→ Page text:
Segment Open
Tell Kunara consists of two oval mounds, the western one higher than the eastern, separated by a modern road. The western mound is designated as the Upper Town (excavation area A) and the eastern mound is designated as the Lower Town (excavation areas B, C, D, and E). Overall the site extends to roughly 600 meters by 400 meters or about 10 hectares. The site was first visited in 1943 when Sabri Shukri of the Iraqi General Directorate of Antiquities in Baghdad conducted a survey, issuing a report dated November 10, 1943.

The site was examined as part of a larger survey by C. Kepinski in 2011. A geomagnetic survey at Tell Kunara showed signs of a monumental (60 meters by 30 meters) building in the Lower Town It has been excavated in nine seasons since 2012 by a French National Center for Scientific Research team led by Christine Kepinski and Aline Tenu. Since 2012 excavation has mainly focused on the lower town. A few 10 centimeter by 10 centimeter cuneiform tablets were found in 2015 in Area C (most concerning flour) and 70 more tablets and fragments in 2017, and another group in 2018 in Area E (most concerning grain) bringing the total to around 100. Volume quantities were listed in a new type of gur (GUR of Šubartu) not previously attested as opposed to the expected Akkadian Empire GUR. The 2018 season consisted of a study session on the tablets and tablet fragments discovered in 2017. followed by excavations in areas in Areas B, C, and E. Work continued in 2019 with a study mission followed by excavation from September 14 to October 13, in Areas B, C, and E. The latest excavation seasons were in 2022 and 2023.

- Area A – On the upper mound. A monumental building (1105) was found, with a 2.6 meter wide wall built on a very large stone base foundation. The walls were constructed of "layers of rectangular mud bricks, protected by diluted bitumen and jointed with a mortar containing crushed bones, alternated with about 0.60 m of pisé". The building, which overlays an earlier one with similar plan, was fronted by a 100 square meter courtyard with included a 10-meter terracotta pipe for drainage. The top of the mound had first been sealed and leveled by a several meter thick layer of sand. Small finds included a bronze pendant.
Segment Closed
→ Extracted material:
Segment Open
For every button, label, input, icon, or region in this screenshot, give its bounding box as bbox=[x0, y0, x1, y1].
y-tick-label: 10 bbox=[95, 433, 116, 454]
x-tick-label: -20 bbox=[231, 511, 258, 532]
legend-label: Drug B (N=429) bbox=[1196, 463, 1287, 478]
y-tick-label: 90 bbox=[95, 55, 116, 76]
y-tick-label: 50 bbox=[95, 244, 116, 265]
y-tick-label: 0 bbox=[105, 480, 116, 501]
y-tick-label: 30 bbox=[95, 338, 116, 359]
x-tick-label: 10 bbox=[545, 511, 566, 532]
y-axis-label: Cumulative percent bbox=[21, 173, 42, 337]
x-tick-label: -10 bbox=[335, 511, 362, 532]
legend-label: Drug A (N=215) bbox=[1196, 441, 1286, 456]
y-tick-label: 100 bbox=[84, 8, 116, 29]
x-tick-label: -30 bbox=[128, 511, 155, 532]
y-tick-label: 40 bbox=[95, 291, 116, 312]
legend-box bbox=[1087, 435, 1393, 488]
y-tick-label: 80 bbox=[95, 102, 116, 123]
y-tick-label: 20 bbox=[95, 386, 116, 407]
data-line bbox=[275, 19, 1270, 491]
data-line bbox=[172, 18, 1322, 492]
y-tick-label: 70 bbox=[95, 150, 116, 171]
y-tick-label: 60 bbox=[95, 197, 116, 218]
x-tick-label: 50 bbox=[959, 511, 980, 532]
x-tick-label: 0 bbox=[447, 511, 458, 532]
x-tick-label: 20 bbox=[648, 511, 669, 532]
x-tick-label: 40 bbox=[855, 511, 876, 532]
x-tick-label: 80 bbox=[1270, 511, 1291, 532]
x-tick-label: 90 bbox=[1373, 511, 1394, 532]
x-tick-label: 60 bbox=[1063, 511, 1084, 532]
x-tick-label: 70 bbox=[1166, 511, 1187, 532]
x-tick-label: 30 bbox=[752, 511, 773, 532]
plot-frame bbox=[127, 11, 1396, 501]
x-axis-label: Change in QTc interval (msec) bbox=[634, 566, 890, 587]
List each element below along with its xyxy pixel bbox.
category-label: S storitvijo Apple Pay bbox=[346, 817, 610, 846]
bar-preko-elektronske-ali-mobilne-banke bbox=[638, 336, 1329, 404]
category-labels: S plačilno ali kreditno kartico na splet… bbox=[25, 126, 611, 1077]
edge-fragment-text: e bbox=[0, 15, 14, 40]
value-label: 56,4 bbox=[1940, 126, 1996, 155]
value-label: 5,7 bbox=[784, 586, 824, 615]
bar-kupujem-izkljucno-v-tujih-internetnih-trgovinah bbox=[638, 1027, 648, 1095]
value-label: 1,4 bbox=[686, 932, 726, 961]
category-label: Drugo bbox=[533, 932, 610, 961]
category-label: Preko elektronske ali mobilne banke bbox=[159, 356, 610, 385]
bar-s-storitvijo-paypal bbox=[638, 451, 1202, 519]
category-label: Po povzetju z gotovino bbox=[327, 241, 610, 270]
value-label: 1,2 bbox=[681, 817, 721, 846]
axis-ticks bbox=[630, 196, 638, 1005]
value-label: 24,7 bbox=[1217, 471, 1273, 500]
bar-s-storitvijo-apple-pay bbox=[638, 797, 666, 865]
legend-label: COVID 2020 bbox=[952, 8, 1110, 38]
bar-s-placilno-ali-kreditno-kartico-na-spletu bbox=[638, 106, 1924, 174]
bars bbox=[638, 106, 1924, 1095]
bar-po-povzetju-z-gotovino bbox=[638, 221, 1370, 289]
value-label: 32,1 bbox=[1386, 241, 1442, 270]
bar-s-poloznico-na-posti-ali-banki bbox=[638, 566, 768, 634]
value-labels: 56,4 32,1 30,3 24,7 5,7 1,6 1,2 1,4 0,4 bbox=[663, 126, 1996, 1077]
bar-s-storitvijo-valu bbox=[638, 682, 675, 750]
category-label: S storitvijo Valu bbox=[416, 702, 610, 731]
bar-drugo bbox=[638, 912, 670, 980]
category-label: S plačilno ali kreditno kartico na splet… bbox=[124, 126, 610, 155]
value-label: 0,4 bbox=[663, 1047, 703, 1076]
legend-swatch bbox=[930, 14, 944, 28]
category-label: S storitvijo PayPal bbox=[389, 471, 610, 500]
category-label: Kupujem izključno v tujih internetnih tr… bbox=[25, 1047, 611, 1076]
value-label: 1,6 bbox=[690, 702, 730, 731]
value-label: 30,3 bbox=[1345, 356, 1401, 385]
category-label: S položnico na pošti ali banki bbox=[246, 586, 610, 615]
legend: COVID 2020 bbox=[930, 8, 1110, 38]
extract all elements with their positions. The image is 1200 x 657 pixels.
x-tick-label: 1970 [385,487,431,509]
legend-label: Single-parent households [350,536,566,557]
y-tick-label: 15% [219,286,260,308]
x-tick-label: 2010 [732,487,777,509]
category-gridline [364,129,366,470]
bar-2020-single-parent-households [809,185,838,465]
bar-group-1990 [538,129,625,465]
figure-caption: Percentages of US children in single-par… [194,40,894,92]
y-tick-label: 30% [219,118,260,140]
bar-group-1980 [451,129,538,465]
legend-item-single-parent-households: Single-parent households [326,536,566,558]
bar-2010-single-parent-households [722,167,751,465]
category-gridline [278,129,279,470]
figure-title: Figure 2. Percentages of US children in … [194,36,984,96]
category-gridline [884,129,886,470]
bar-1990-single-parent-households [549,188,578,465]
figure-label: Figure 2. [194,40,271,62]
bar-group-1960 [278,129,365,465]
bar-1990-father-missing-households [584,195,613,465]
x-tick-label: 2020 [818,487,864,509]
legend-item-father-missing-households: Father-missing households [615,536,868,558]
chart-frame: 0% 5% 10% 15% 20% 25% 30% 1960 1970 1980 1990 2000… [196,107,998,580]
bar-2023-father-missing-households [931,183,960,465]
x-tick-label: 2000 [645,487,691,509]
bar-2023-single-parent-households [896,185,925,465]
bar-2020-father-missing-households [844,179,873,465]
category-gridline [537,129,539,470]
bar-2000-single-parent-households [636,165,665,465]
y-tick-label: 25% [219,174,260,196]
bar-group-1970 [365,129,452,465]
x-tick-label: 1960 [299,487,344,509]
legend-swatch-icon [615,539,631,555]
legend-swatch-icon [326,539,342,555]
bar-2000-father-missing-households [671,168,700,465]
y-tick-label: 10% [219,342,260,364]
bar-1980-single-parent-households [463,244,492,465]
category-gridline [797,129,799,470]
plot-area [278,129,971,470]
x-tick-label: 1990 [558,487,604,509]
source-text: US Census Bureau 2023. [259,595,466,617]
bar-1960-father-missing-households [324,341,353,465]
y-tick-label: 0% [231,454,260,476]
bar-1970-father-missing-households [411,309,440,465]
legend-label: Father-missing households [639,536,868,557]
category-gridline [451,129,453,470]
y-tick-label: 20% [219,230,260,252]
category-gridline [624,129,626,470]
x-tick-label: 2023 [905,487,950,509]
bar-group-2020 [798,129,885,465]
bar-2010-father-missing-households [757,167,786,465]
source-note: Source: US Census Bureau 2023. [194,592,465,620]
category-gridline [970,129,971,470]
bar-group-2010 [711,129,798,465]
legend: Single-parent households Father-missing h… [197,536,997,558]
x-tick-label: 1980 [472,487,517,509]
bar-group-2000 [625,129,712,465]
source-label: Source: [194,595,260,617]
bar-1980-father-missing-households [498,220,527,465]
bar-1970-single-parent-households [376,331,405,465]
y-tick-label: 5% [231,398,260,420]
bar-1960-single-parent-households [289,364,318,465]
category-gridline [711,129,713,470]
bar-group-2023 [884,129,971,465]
Segment Closed
→ What you need to do:
**1.** Condense the paragraph of the Tell Kunara text that begins "Tell Kunara consists of two oval mounds" into a short bulleted list that keeps its main facts.
**2.** Pick up the Tell Kunara text after its final sentence and carry it further.
The rows come from a separate source and are unrelated to the Tell Kunara text.

→ Task-by-task answers:
**1.**
- Two oval mounds, separated by a modern road; the western mound is higher than the eastern.
- Western mound: the Upper Town (excavation area A).
- Eastern mound: the Lower Town (excavation areas B, C, D, and E).
- Extent: roughly 600 meters by 400 meters, about 10 hectares.
- First visited in 1943, when Sabri Shukri of the Iraqi General Directorate of Antiquities in Baghdad conducted a survey and issued a report dated November 10, 1943.

**2.**
- Area B – In the Lower Town, designed to explore the monumental building (Building B.712) identified by the survey. A simple poorly preserved building was found on Level 1. On level 2 lay the monumental building that had appeared on the survey. It had 1.6 meter thick wall footings made out of massive stones with facing stones. Rather than a single building it turned out to be 4 buildings joined together, in an orthogonal layout, by pebbled pathways. The remains of the building on Level 3 had large walls on a completely different orientation. Small finds included bronze pins, beads, molds for casting bronze blades, lithic artifacts, and a finely carved greenish Akkadian period stone cylinder seal.
- Area C – A large but shallow excavation at the outer edge of the site. Iron Age pottery shards were found at the surface level and radiocarbon dating of material returned c. 1110−909 BC. To the south, Level 1 remains are fragmentary but appear to be related to food production. Levels 2 and 3 so portions of a monumental building with walls 1.4 meters in width. At the lowest floor were many storage jars. A number of fragmentary cuneiform tablets were found.
- Area D – several narrow trenches on the slope of the Lower Town to look for a defensive wall and examine the interrelationship with the Upper Town. Small finds here included beads, an obsidian flint, a lithic arrow head of Akkadian type.
- Area E - In the northern part of the Lower town. A single occupation level. A monumental building (damaged during the construction of the modern road and other buildings possibly lost) and a small house were found. The monumental building had walls are least 20 meters long, with stone footings. The house was about 36 square meters in area with three rooms. The largest room was about 15 square meters. A number of cuneiform tablets were found in this area.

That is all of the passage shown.